**What is needed**
Return all entries precisely as they stand, without the images.

## start Given data

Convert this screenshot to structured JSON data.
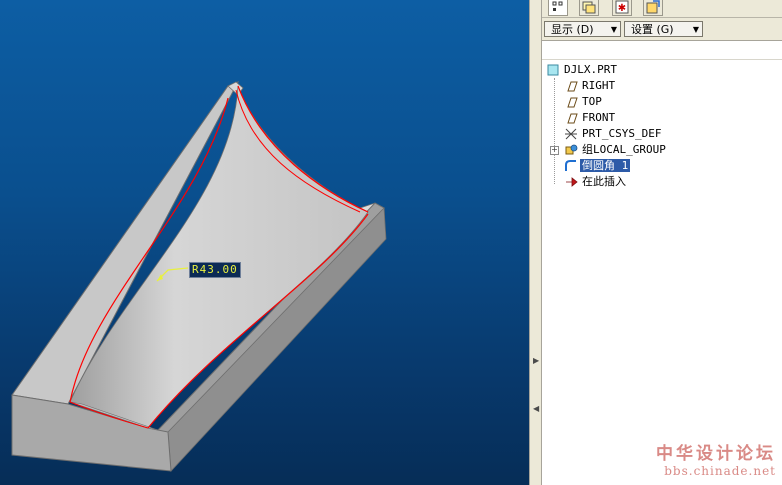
{
  "viewport": {
    "dimension_label": "R43.00",
    "background_top": "#0d5ea4",
    "background_bottom": "#062d57"
  },
  "panel": {
    "tabs": [
      {
        "icon": "model-tree-icon"
      },
      {
        "icon": "layers-icon"
      },
      {
        "icon": "favorites-icon"
      },
      {
        "icon": "connections-icon"
      }
    ],
    "toolbar": {
      "show_label": "显示 (D)",
      "settings_label": "设置 (G)"
    },
    "tree": {
      "root": "DJLX.PRT",
      "items": [
        {
          "label": "RIGHT",
          "icon": "datum-plane-icon"
        },
        {
          "label": "TOP",
          "icon": "datum-plane-icon"
        },
        {
          "label": "FRONT",
          "icon": "datum-plane-icon"
        },
        {
          "label": "PRT_CSYS_DEF",
          "icon": "coordinate-system-icon"
        },
        {
          "label": "组LOCAL_GROUP",
          "icon": "group-icon"
        },
        {
          "label": "倒圆角 1",
          "icon": "round-icon",
          "selected": true
        },
        {
          "label": "在此插入",
          "icon": "insert-here-icon"
        }
      ]
    }
  },
  "watermark": {
    "line1": "中华设计论坛",
    "line2": "bbs.chinade.net"
  },
  "colors": {
    "selection": "#2d5ba8",
    "edge_highlight": "#ff0000",
    "dimension_text": "#e8f040",
    "watermark": "#d98a86"
  }
}
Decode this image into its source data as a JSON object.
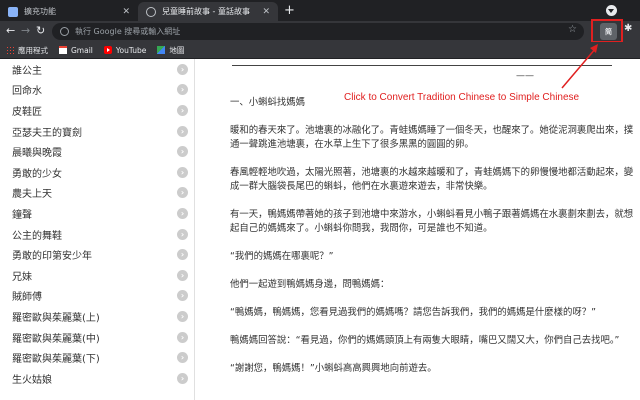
{
  "tabs": [
    {
      "label": "擴充功能",
      "active": false
    },
    {
      "label": "兒童睡前故事 - 童話故事",
      "active": true
    }
  ],
  "new_tab_label": "+",
  "toolbar": {
    "omnibox_placeholder": "執行 Google 搜尋或輸入網址",
    "extension_label": "简"
  },
  "bookmarks": [
    {
      "label": "應用程式",
      "icon": "apps-icon"
    },
    {
      "label": "Gmail",
      "icon": "gmail-icon"
    },
    {
      "label": "YouTube",
      "icon": "youtube-icon"
    },
    {
      "label": "地圖",
      "icon": "maps-icon"
    }
  ],
  "sidebar": {
    "items": [
      {
        "label": "誰公主"
      },
      {
        "label": "回命水"
      },
      {
        "label": "皮鞋匠"
      },
      {
        "label": "亞瑟夫王的寶劍"
      },
      {
        "label": "晨曦與晚霞"
      },
      {
        "label": "勇敢的少女"
      },
      {
        "label": "農夫上天"
      },
      {
        "label": "鐘聲"
      },
      {
        "label": "公主的舞鞋"
      },
      {
        "label": "勇敢的印第安少年"
      },
      {
        "label": "兄妹"
      },
      {
        "label": "賊師傅"
      },
      {
        "label": "羅密歐與茱麗葉(上)"
      },
      {
        "label": "羅密歐與茱麗葉(中)"
      },
      {
        "label": "羅密歐與茱麗葉(下)"
      },
      {
        "label": "生火姑娘"
      }
    ]
  },
  "article": {
    "dash": "——",
    "heading": "一、小蝌蚪找媽媽",
    "paragraphs": [
      "暖和的春天來了。池塘裏的冰融化了。青蛙媽媽睡了一個冬天，也醒來了。她從泥洞裏爬出來，撲通一聲跳進池塘裏，在水草上生下了很多黑黑的圓圓的卵。",
      "春風輕輕地吹過，太陽光照著，池塘裏的水越來越暖和了，青蛙媽媽下的卵慢慢地都活動起來，變成一群大腦袋長尾巴的蝌蚪，他們在水裏遊來遊去，非常快樂。",
      "有一天，鴨媽媽帶著她的孩子到池塘中來游水，小蝌蚪看見小鴨子跟著媽媽在水裏劃來劃去，就想起自己的媽媽來了。小蝌蚪你問我，我問你，可是誰也不知道。",
      "“我們的媽媽在哪裏呢？”",
      "他們一起遊到鴨媽媽身邊，問鴨媽媽：",
      "“鴨媽媽，鴨媽媽，您看見過我們的媽媽嗎？請您告訴我們，我們的媽媽是什麼樣的呀？”",
      "鴨媽媽回答說：“看見過，你們的媽媽頭頂上有兩隻大眼睛，嘴巴又闊又大，你們自己去找吧。”",
      "“謝謝您，鴨媽媽！”小蝌蚪高高興興地向前遊去。"
    ]
  },
  "annotation": {
    "text": "Click to Convert Tradition Chinese to Simple Chinese",
    "color": "#e02020"
  }
}
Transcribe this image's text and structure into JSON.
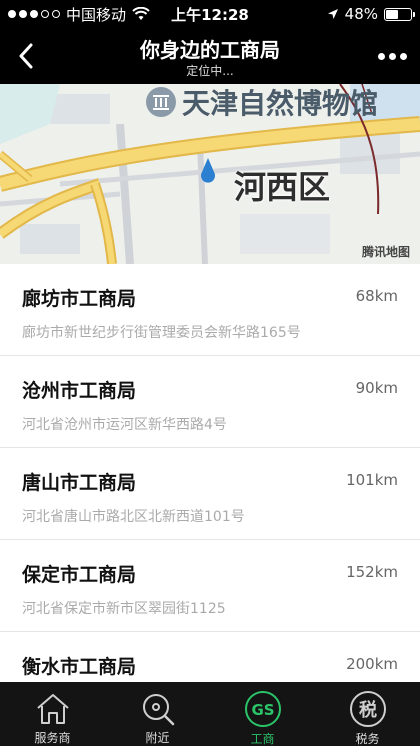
{
  "status_bar": {
    "carrier": "中国移动",
    "time": "上午12:28",
    "battery": "48%",
    "battery_level": 0.48
  },
  "nav": {
    "title": "你身边的工商局",
    "subtitle": "定位中..."
  },
  "map": {
    "poi_label": "天津自然博物馆",
    "district_label": "河西区",
    "credit": "腾讯地图",
    "colors": {
      "road_main": "#f6d874",
      "road_outline": "#e2b84a",
      "block": "#c9cfd6",
      "rail": "#7a2a2a",
      "pin": "#2a7fd1"
    }
  },
  "list": {
    "items": [
      {
        "name": "廊坊市工商局",
        "distance": "68km",
        "address": "廊坊市新世纪步行街管理委员会新华路165号"
      },
      {
        "name": "沧州市工商局",
        "distance": "90km",
        "address": "河北省沧州市运河区新华西路4号"
      },
      {
        "name": "唐山市工商局",
        "distance": "101km",
        "address": "河北省唐山市路北区北新西道101号"
      },
      {
        "name": "保定市工商局",
        "distance": "152km",
        "address": "河北省保定市新市区翠园街1125"
      },
      {
        "name": "衡水市工商局",
        "distance": "200km",
        "address": ""
      }
    ]
  },
  "tabs": [
    {
      "label": "服务商",
      "icon": "house-icon",
      "active": false
    },
    {
      "label": "附近",
      "icon": "search-icon",
      "active": false
    },
    {
      "label": "工商",
      "icon": "business-seal-icon",
      "active": true,
      "icon_text": "GS"
    },
    {
      "label": "税务",
      "icon": "tax-icon",
      "active": false,
      "icon_text": "税"
    }
  ],
  "colors": {
    "active_tab": "#2bc468",
    "nav_bg": "#000000",
    "tab_bg": "#141414"
  }
}
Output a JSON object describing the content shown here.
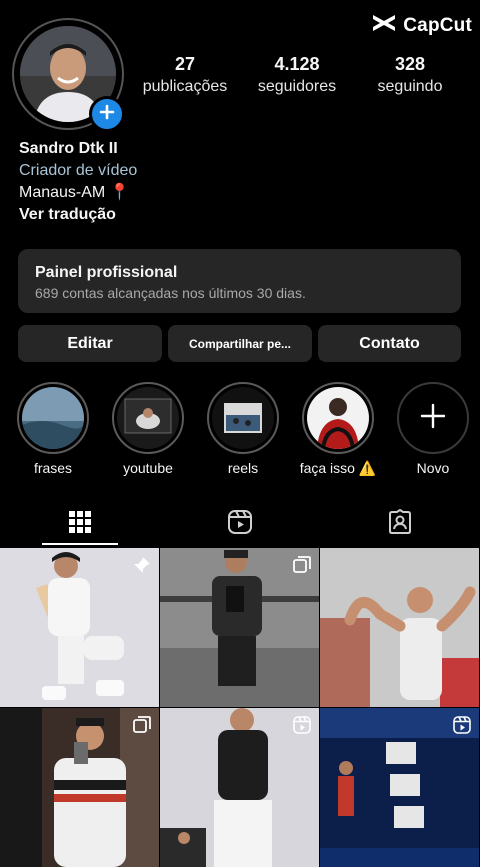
{
  "watermark": {
    "brand": "CapCut"
  },
  "profile": {
    "name": "Sandro Dtk II",
    "category": "Criador de vídeo",
    "location": "Manaus-AM 📍",
    "translate": "Ver tradução",
    "avatar_icon": "avatar-photo",
    "add_icon": "plus-icon"
  },
  "stats": [
    {
      "value": "27",
      "label": "publicações"
    },
    {
      "value": "4.128",
      "label": "seguidores"
    },
    {
      "value": "328",
      "label": "seguindo"
    }
  ],
  "panel": {
    "title": "Painel profissional",
    "subtitle": "689 contas alcançadas nos últimos 30 dias."
  },
  "buttons": {
    "edit": "Editar",
    "share": "Compartilhar pe...",
    "contact": "Contato"
  },
  "highlights": [
    {
      "label": "frases"
    },
    {
      "label": "youtube"
    },
    {
      "label": "reels"
    },
    {
      "label": "faça isso ⚠️"
    },
    {
      "label": "Novo"
    }
  ],
  "tabs": [
    "grid-icon",
    "reels-icon",
    "tagged-icon"
  ],
  "colors": {
    "background": "#000000",
    "surface": "#262626",
    "accent_blue": "#1e88e5",
    "category_text": "#a9c4d6"
  }
}
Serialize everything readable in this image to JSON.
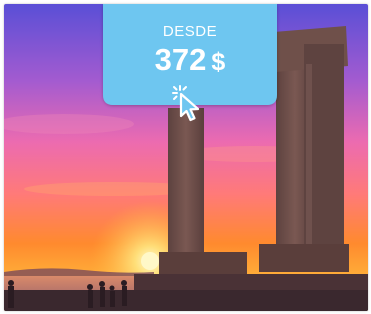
{
  "offer": {
    "label": "DESDE",
    "price": "372",
    "currency": "$"
  },
  "icons": {
    "pointer": "click-pointer-icon"
  },
  "colors": {
    "badge": "#6ec6f0",
    "badge_text": "#ffffff",
    "sky_top": "#5a4fd6",
    "sky_horizon": "#ff8a2e",
    "sun": "#fff4b0",
    "stone": "#6a4a45"
  }
}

## end Given data

**Correct result**
Convert this screenshot to structured JSON data.
{
  "viewport": {
    "dimension_label": "R43.00",
    "background_top": "#0d5ea4",
    "background_bottom": "#062d57"
  },
  "panel": {
    "tabs": [
      {
        "icon": "model-tree-icon"
      },
      {
        "icon": "layers-icon"
      },
      {
        "icon": "favorites-icon"
      },
      {
        "icon": "connections-icon"
      }
    ],
    "toolbar": {
      "show_label": "显示 (D)",
      "settings_label": "设置 (G)"
    },
    "tree": {
      "root": "DJLX.PRT",
      "items": [
        {
          "label": "RIGHT",
          "icon": "datum-plane-icon"
        },
        {
          "label": "TOP",
          "icon": "datum-plane-icon"
        },
        {
          "label": "FRONT",
          "icon": "datum-plane-icon"
        },
        {
          "label": "PRT_CSYS_DEF",
          "icon": "coordinate-system-icon"
        },
        {
          "label": "组LOCAL_GROUP",
          "icon": "group-icon"
        },
        {
          "label": "倒圆角 1",
          "icon": "round-icon",
          "selected": true
        },
        {
          "label": "在此插入",
          "icon": "insert-here-icon"
        }
      ]
    }
  },
  "watermark": {
    "line1": "中华设计论坛",
    "line2": "bbs.chinade.net"
  },
  "colors": {
    "selection": "#2d5ba8",
    "edge_highlight": "#ff0000",
    "dimension_text": "#e8f040",
    "watermark": "#d98a86"
  }
}
Decode this image into its source data as a JSON object.
{
  "tabs": [
    {
      "label": "擴充功能",
      "active": false
    },
    {
      "label": "兒童睡前故事 - 童話故事",
      "active": true
    }
  ],
  "new_tab_label": "+",
  "toolbar": {
    "omnibox_placeholder": "執行 Google 搜尋或輸入網址",
    "extension_label": "简"
  },
  "bookmarks": [
    {
      "label": "應用程式",
      "icon": "apps-icon"
    },
    {
      "label": "Gmail",
      "icon": "gmail-icon"
    },
    {
      "label": "YouTube",
      "icon": "youtube-icon"
    },
    {
      "label": "地圖",
      "icon": "maps-icon"
    }
  ],
  "sidebar": {
    "items": [
      {
        "label": "誰公主"
      },
      {
        "label": "回命水"
      },
      {
        "label": "皮鞋匠"
      },
      {
        "label": "亞瑟夫王的寶劍"
      },
      {
        "label": "晨曦與晚霞"
      },
      {
        "label": "勇敢的少女"
      },
      {
        "label": "農夫上天"
      },
      {
        "label": "鐘聲"
      },
      {
        "label": "公主的舞鞋"
      },
      {
        "label": "勇敢的印第安少年"
      },
      {
        "label": "兄妹"
      },
      {
        "label": "賊師傅"
      },
      {
        "label": "羅密歐與茱麗葉(上)"
      },
      {
        "label": "羅密歐與茱麗葉(中)"
      },
      {
        "label": "羅密歐與茱麗葉(下)"
      },
      {
        "label": "生火姑娘"
      }
    ]
  },
  "article": {
    "dash": "——",
    "heading": "一、小蝌蚪找媽媽",
    "paragraphs": [
      "暖和的春天來了。池塘裏的冰融化了。青蛙媽媽睡了一個冬天，也醒來了。她從泥洞裏爬出來，撲通一聲跳進池塘裏，在水草上生下了很多黑黑的圓圓的卵。",
      "春風輕輕地吹過，太陽光照著，池塘裏的水越來越暖和了，青蛙媽媽下的卵慢慢地都活動起來，變成一群大腦袋長尾巴的蝌蚪，他們在水裏遊來遊去，非常快樂。",
      "有一天，鴨媽媽帶著她的孩子到池塘中來游水，小蝌蚪看見小鴨子跟著媽媽在水裏劃來劃去，就想起自己的媽媽來了。小蝌蚪你問我，我問你，可是誰也不知道。",
      "“我們的媽媽在哪裏呢？”",
      "他們一起遊到鴨媽媽身邊，問鴨媽媽：",
      "“鴨媽媽，鴨媽媽，您看見過我們的媽媽嗎？請您告訴我們，我們的媽媽是什麼樣的呀？”",
      "鴨媽媽回答說：“看見過，你們的媽媽頭頂上有兩隻大眼睛，嘴巴又闊又大，你們自己去找吧。”",
      "“謝謝您，鴨媽媽！”小蝌蚪高高興興地向前遊去。"
    ]
  },
  "annotation": {
    "text": "Click to Convert Tradition Chinese to Simple Chinese",
    "color": "#e02020"
  }
}
Transcribe this image's text and structure into JSON.
{
  "status_bar": {
    "carrier": "中国移动",
    "time": "上午12:28",
    "battery": "48%",
    "battery_level": 0.48
  },
  "nav": {
    "title": "你身边的工商局",
    "subtitle": "定位中..."
  },
  "map": {
    "poi_label": "天津自然博物馆",
    "district_label": "河西区",
    "credit": "腾讯地图",
    "colors": {
      "road_main": "#f6d874",
      "road_outline": "#e2b84a",
      "block": "#c9cfd6",
      "rail": "#7a2a2a",
      "pin": "#2a7fd1"
    }
  },
  "list": {
    "items": [
      {
        "name": "廊坊市工商局",
        "distance": "68km",
        "address": "廊坊市新世纪步行街管理委员会新华路165号"
      },
      {
        "name": "沧州市工商局",
        "distance": "90km",
        "address": "河北省沧州市运河区新华西路4号"
      },
      {
        "name": "唐山市工商局",
        "distance": "101km",
        "address": "河北省唐山市路北区北新西道101号"
      },
      {
        "name": "保定市工商局",
        "distance": "152km",
        "address": "河北省保定市新市区翠园街1125"
      },
      {
        "name": "衡水市工商局",
        "distance": "200km",
        "address": ""
      }
    ]
  },
  "tabs": [
    {
      "label": "服务商",
      "icon": "house-icon",
      "active": false
    },
    {
      "label": "附近",
      "icon": "search-icon",
      "active": false
    },
    {
      "label": "工商",
      "icon": "business-seal-icon",
      "active": true,
      "icon_text": "GS"
    },
    {
      "label": "税务",
      "icon": "tax-icon",
      "active": false,
      "icon_text": "税"
    }
  ],
  "colors": {
    "active_tab": "#2bc468",
    "nav_bg": "#000000",
    "tab_bg": "#141414"
  }
}
Output a JSON object describing the content shown here.
{
  "watermark": {
    "brand": "CapCut"
  },
  "profile": {
    "name": "Sandro Dtk II",
    "category": "Criador de vídeo",
    "location": "Manaus-AM 📍",
    "translate": "Ver tradução",
    "avatar_icon": "avatar-photo",
    "add_icon": "plus-icon"
  },
  "stats": [
    {
      "value": "27",
      "label": "publicações"
    },
    {
      "value": "4.128",
      "label": "seguidores"
    },
    {
      "value": "328",
      "label": "seguindo"
    }
  ],
  "panel": {
    "title": "Painel profissional",
    "subtitle": "689 contas alcançadas nos últimos 30 dias."
  },
  "buttons": {
    "edit": "Editar",
    "share": "Compartilhar pe...",
    "contact": "Contato"
  },
  "highlights": [
    {
      "label": "frases"
    },
    {
      "label": "youtube"
    },
    {
      "label": "reels"
    },
    {
      "label": "faça isso ⚠️"
    },
    {
      "label": "Novo"
    }
  ],
  "tabs": [
    "grid-icon",
    "reels-icon",
    "tagged-icon"
  ],
  "colors": {
    "background": "#000000",
    "surface": "#262626",
    "accent_blue": "#1e88e5",
    "category_text": "#a9c4d6"
  }
}
Serialize everything readable in this image to JSON.
{
  "offer": {
    "label": "DESDE",
    "price": "372",
    "currency": "$"
  },
  "icons": {
    "pointer": "click-pointer-icon"
  },
  "colors": {
    "badge": "#6ec6f0",
    "badge_text": "#ffffff",
    "sky_top": "#5a4fd6",
    "sky_horizon": "#ff8a2e",
    "sun": "#fff4b0",
    "stone": "#6a4a45"
  }
}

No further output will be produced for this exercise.